▶ _Page extract_:

>>

- Associated Press - Monday, March 28, 2016

BISMARCK, N.D. (AP) - One of the great collections of North Dakota pottery will go on auction next month, but whether anyone still has an interest in special items from long ago remains to be seen.

Con and Sandy Short, formerly of Medora ranch country and Beach, will sell about 600 items of pottery and stoneware they collected as they haunted farm sales and secondhand stores across three states for more than four decades, the Bismarck Tribune (Bismarck Tribune (https://bit.ly/1pzZee1 ) reported.

“It’s time to lighten our load,” Sandy Short said last week, stopping by Antiques on Main in Bismarck, where she and owner Bernie Adams got into one of those intense conversations that only two people with the same compulsion can share.

Adams said the upcoming Short auction is generating a lot of buzz among antique dealers, who understand how rare it is for such a large and wide-ranging collection to leave private hands.

As Sandy Short unwraps a few of the pieces that will be sold, Adams reaches knowledgably for each and references catalogs that detail for how much similar pieces sold in the past.

Sandy Short says she hopes the April 2 auction at the Fargo Holiday Inn draws more than collectors because some of the pieces of advertising stoneware could have meaning to families and others who grew up in the small towns and might remember the names painted on the stoneware.

<<

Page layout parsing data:
>>

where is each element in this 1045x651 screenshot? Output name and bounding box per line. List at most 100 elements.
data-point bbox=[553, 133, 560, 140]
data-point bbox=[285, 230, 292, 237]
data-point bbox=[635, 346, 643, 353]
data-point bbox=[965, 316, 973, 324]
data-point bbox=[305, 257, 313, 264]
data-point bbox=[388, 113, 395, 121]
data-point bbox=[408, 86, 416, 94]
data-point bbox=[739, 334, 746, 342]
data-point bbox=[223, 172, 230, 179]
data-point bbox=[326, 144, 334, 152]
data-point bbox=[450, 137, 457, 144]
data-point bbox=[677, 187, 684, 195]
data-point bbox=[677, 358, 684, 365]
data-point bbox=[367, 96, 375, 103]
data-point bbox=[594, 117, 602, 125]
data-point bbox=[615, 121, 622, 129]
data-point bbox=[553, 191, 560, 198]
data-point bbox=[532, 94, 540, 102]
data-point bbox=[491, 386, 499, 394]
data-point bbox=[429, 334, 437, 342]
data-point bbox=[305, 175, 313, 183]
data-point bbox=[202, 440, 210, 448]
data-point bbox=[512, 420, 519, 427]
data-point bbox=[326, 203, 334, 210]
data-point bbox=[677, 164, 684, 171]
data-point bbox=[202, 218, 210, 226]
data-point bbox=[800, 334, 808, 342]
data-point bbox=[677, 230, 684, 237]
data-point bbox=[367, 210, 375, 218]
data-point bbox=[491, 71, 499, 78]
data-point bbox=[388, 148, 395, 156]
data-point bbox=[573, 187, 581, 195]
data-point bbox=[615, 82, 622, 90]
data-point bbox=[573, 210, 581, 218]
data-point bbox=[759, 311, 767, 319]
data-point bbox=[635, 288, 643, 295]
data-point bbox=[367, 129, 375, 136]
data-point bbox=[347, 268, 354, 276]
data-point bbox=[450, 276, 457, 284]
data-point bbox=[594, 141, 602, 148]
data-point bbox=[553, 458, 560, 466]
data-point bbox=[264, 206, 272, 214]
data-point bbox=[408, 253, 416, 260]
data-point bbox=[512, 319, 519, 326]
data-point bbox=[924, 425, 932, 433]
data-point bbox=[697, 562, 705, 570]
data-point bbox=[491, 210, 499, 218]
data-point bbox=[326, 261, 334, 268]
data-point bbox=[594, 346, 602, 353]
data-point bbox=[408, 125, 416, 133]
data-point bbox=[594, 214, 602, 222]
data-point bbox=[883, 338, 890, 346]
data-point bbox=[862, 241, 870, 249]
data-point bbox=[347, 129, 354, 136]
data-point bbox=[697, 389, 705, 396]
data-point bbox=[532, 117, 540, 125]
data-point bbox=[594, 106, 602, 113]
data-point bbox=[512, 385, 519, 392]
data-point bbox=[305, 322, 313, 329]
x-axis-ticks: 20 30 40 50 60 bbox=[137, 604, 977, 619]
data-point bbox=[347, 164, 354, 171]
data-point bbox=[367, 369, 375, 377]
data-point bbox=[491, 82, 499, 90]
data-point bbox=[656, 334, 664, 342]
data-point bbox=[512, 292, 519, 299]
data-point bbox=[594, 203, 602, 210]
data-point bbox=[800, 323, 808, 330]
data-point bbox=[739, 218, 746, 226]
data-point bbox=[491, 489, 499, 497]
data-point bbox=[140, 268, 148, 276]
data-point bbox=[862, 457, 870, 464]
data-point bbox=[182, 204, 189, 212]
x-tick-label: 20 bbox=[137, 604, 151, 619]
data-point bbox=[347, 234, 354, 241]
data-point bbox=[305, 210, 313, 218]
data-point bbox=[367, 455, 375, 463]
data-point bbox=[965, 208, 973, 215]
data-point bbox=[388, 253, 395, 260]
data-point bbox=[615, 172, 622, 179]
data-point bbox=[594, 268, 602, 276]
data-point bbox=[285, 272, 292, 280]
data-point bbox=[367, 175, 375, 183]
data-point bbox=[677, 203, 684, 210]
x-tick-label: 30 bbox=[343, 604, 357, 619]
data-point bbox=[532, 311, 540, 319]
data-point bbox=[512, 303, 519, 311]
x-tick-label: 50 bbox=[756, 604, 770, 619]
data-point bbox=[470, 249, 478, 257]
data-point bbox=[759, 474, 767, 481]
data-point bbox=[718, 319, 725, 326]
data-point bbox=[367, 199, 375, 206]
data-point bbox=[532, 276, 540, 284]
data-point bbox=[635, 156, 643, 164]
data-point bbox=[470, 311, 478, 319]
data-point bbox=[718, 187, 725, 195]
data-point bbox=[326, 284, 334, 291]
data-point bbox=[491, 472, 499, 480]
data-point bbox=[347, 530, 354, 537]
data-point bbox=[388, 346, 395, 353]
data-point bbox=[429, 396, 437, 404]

<<

▶ _Work request 1_: Write out the pottery auction article from "As Sandy Short" to "in the past.".
▶ _Work request 2_: In the pottery auction article, why does Sandy Short hope the April 2 auction draws more than collectors?

▶ _Answer box 1_:
As Sandy Short unwraps a few of the pieces that will be sold, Adams reaches knowledgably for each and references catalogs that detail for how much similar pieces sold in the past.

▶ _Answer box 2_: Some of the advertising stoneware pieces could mean something to families and others who grew up in the small towns. These people might remember the names painted on the stoneware.